- [What to produce]: Every record below is to be retyped exactly.

- [Material for the task]:
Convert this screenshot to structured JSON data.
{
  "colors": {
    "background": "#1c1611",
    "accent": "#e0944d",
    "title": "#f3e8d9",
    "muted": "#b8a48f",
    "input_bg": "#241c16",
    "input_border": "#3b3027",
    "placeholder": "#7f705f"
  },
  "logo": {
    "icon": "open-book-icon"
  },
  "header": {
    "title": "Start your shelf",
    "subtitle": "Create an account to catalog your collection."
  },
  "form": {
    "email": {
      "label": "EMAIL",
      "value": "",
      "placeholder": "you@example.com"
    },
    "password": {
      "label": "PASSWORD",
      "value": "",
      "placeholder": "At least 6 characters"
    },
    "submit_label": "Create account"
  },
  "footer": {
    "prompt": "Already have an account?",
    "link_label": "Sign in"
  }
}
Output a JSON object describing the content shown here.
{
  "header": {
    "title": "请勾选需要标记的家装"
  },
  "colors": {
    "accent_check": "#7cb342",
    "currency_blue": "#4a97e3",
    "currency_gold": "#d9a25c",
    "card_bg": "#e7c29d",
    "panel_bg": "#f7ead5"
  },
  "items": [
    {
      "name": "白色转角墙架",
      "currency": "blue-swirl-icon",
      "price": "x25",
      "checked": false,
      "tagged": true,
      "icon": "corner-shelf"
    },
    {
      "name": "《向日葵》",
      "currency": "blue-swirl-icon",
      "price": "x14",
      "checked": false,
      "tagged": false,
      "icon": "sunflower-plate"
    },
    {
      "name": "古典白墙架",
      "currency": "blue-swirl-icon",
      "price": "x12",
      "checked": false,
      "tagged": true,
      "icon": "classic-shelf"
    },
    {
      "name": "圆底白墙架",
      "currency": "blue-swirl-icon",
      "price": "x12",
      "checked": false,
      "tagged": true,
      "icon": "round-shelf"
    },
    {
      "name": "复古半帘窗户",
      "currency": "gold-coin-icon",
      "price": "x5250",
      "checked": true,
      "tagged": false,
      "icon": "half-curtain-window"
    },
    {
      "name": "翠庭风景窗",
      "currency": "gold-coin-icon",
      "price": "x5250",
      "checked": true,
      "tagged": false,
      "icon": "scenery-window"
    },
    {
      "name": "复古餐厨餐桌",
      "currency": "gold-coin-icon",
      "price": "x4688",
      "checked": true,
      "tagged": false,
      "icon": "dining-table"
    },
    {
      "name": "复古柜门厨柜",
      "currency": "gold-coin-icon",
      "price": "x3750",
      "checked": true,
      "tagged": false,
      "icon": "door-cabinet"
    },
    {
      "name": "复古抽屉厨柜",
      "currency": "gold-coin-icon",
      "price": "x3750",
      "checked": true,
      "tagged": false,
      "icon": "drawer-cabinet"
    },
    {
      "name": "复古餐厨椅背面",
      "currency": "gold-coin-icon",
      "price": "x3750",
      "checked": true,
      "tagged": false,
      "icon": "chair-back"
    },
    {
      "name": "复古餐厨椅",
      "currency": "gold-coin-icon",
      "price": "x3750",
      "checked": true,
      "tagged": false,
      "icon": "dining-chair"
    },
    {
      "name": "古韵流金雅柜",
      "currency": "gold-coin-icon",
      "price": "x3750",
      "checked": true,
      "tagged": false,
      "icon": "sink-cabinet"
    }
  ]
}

- [Correct response]:
Convert this screenshot to structured JSON data.
{
  "colors": {
    "background": "#1c1611",
    "accent": "#e0944d",
    "title": "#f3e8d9",
    "muted": "#b8a48f",
    "input_bg": "#241c16",
    "input_border": "#3b3027",
    "placeholder": "#7f705f"
  },
  "logo": {
    "icon": "open-book-icon"
  },
  "header": {
    "title": "Start your shelf",
    "subtitle": "Create an account to catalog your collection."
  },
  "form": {
    "email": {
      "label": "EMAIL",
      "value": "",
      "placeholder": "you@example.com"
    },
    "password": {
      "label": "PASSWORD",
      "value": "",
      "placeholder": "At least 6 characters"
    },
    "submit_label": "Create account"
  },
  "footer": {
    "prompt": "Already have an account?",
    "link_label": "Sign in"
  }
}
Output a JSON object describing the content shown here.
{
  "header": {
    "title": "请勾选需要标记的家装"
  },
  "colors": {
    "accent_check": "#7cb342",
    "currency_blue": "#4a97e3",
    "currency_gold": "#d9a25c",
    "card_bg": "#e7c29d",
    "panel_bg": "#f7ead5"
  },
  "items": [
    {
      "name": "白色转角墙架",
      "currency": "blue-swirl-icon",
      "price": "x25",
      "checked": false,
      "tagged": true,
      "icon": "corner-shelf"
    },
    {
      "name": "《向日葵》",
      "currency": "blue-swirl-icon",
      "price": "x14",
      "checked": false,
      "tagged": false,
      "icon": "sunflower-plate"
    },
    {
      "name": "古典白墙架",
      "currency": "blue-swirl-icon",
      "price": "x12",
      "checked": false,
      "tagged": true,
      "icon": "classic-shelf"
    },
    {
      "name": "圆底白墙架",
      "currency": "blue-swirl-icon",
      "price": "x12",
      "checked": false,
      "tagged": true,
      "icon": "round-shelf"
    },
    {
      "name": "复古半帘窗户",
      "currency": "gold-coin-icon",
      "price": "x5250",
      "checked": true,
      "tagged": false,
      "icon": "half-curtain-window"
    },
    {
      "name": "翠庭风景窗",
      "currency": "gold-coin-icon",
      "price": "x5250",
      "checked": true,
      "tagged": false,
      "icon": "scenery-window"
    },
    {
      "name": "复古餐厨餐桌",
      "currency": "gold-coin-icon",
      "price": "x4688",
      "checked": true,
      "tagged": false,
      "icon": "dining-table"
    },
    {
      "name": "复古柜门厨柜",
      "currency": "gold-coin-icon",
      "price": "x3750",
      "checked": true,
      "tagged": false,
      "icon": "door-cabinet"
    },
    {
      "name": "复古抽屉厨柜",
      "currency": "gold-coin-icon",
      "price": "x3750",
      "checked": true,
      "tagged": false,
      "icon": "drawer-cabinet"
    },
    {
      "name": "复古餐厨椅背面",
      "currency": "gold-coin-icon",
      "price": "x3750",
      "checked": true,
      "tagged": false,
      "icon": "chair-back"
    },
    {
      "name": "复古餐厨椅",
      "currency": "gold-coin-icon",
      "price": "x3750",
      "checked": true,
      "tagged": false,
      "icon": "dining-chair"
    },
    {
      "name": "古韵流金雅柜",
      "currency": "gold-coin-icon",
      "price": "x3750",
      "checked": true,
      "tagged": false,
      "icon": "sink-cabinet"
    }
  ]
}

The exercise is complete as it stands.